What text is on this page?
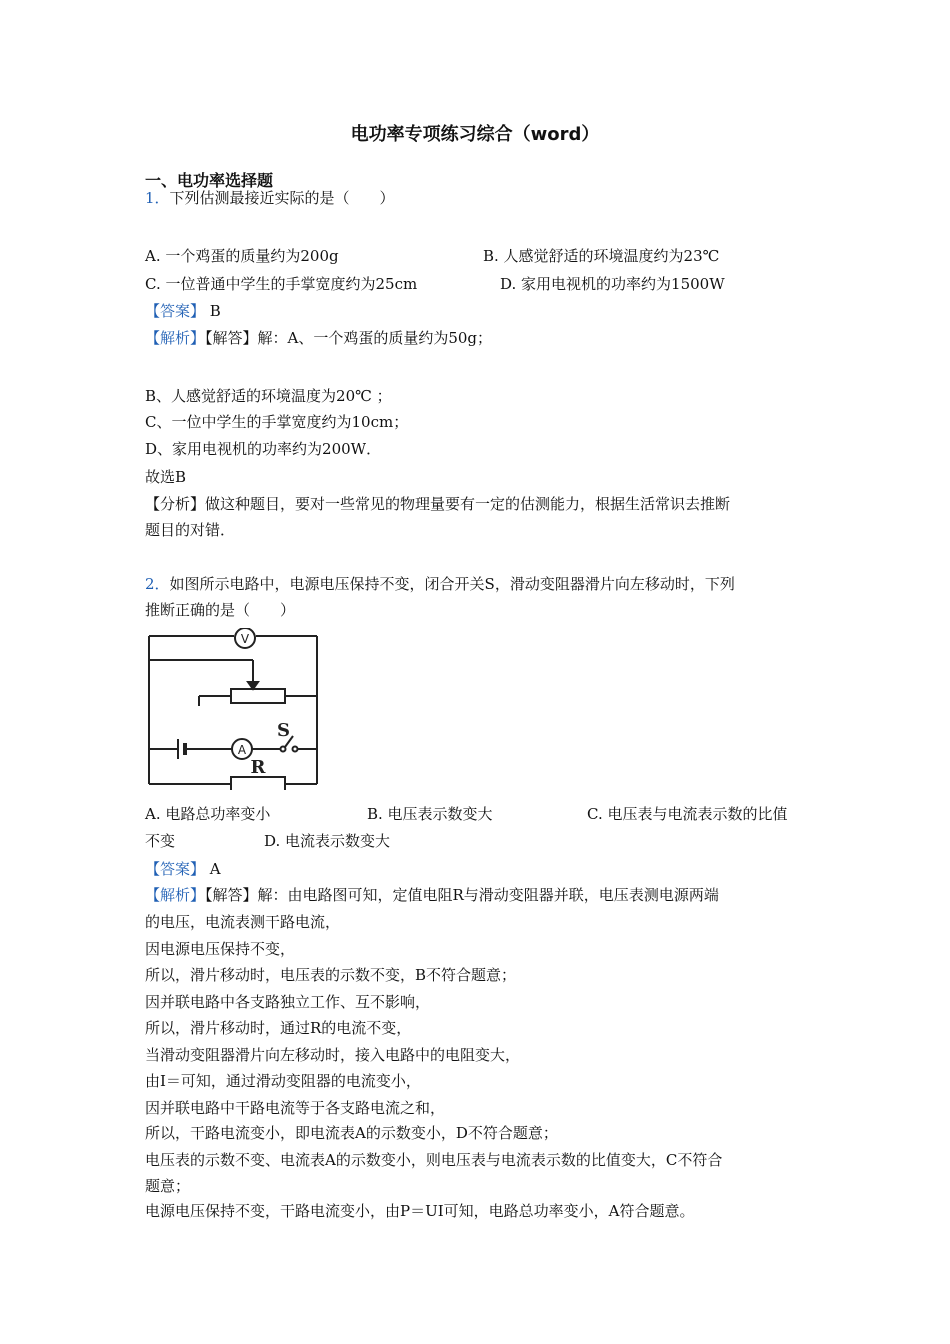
电功率专项练习综合（word）
一、电功率选择题
1．下列估测最接近实际的是（　　）
A. 一个鸡蛋的质量约为200g	B. 人感觉舒适的环境温度约为23℃
C. 一位普通中学生的手掌宽度约为25cm	D. 家用电视机的功率约为1500W
【答案】 B
【解析】【解答】解：A、一个鸡蛋的质量约为50g；
B、人感觉舒适的环境温度为20℃ ；
C、一位中学生的手掌宽度约为10cm；
D、家用电视机的功率约为200W．
故选B
【分析】做这种题目，要对一些常见的物理量要有一定的估测能力，根据生活常识去推断
题目的对错．
2．如图所示电路中，电源电压保持不变，闭合开关S，滑动变阻器滑片向左移动时，下列
推断正确的是（　　）
V
A
S
R
A. 电路总功率变小	B. 电压表示数变大	C. 电压表与电流表示数的比值
不变	D. 电流表示数变大
【答案】 A
【解析】【解答】解：由电路图可知，定值电阻R与滑动变阻器并联，电压表测电源两端
的电压，电流表测干路电流，
因电源电压保持不变，
所以，滑片移动时，电压表的示数不变，B不符合题意；
因并联电路中各支路独立工作、互不影响，
所以，滑片移动时，通过R的电流不变，
当滑动变阻器滑片向左移动时，接入电路中的电阻变大，
由I＝可知，通过滑动变阻器的电流变小，
因并联电路中干路电流等于各支路电流之和，
所以，干路电流变小，即电流表A的示数变小，D不符合题意；
电压表的示数不变、电流表A的示数变小，则电压表与电流表示数的比值变大，C不符合
题意；
电源电压保持不变，干路电流变小，由P＝UI可知，电路总功率变小，A符合题意。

WRITTEN INSTRUCTION
Your copy should hold every record word for word and none of the pictures.

RESPONSE
What text is on this page?
电功率专项练习综合（word）
一、电功率选择题
1．下列估测最接近实际的是（　　）
A. 一个鸡蛋的质量约为200g	B. 人感觉舒适的环境温度约为23℃
C. 一位普通中学生的手掌宽度约为25cm	D. 家用电视机的功率约为1500W
【答案】 B
【解析】【解答】解：A、一个鸡蛋的质量约为50g；
B、人感觉舒适的环境温度为20℃ ；
C、一位中学生的手掌宽度约为10cm；
D、家用电视机的功率约为200W．
故选B
【分析】做这种题目，要对一些常见的物理量要有一定的估测能力，根据生活常识去推断
题目的对错．
2．如图所示电路中，电源电压保持不变，闭合开关S，滑动变阻器滑片向左移动时，下列
推断正确的是（　　）
V
A
S
R
A. 电路总功率变小	B. 电压表示数变大	C. 电压表与电流表示数的比值
不变	D. 电流表示数变大
【答案】 A
【解析】【解答】解：由电路图可知，定值电阻R与滑动变阻器并联，电压表测电源两端
的电压，电流表测干路电流，
因电源电压保持不变，
所以，滑片移动时，电压表的示数不变，B不符合题意；
因并联电路中各支路独立工作、互不影响，
所以，滑片移动时，通过R的电流不变，
当滑动变阻器滑片向左移动时，接入电路中的电阻变大，
由I＝可知，通过滑动变阻器的电流变小，
因并联电路中干路电流等于各支路电流之和，
所以，干路电流变小，即电流表A的示数变小，D不符合题意；
电压表的示数不变、电流表A的示数变小，则电压表与电流表示数的比值变大，C不符合
题意；
电源电压保持不变，干路电流变小，由P＝UI可知，电路总功率变小，A符合题意。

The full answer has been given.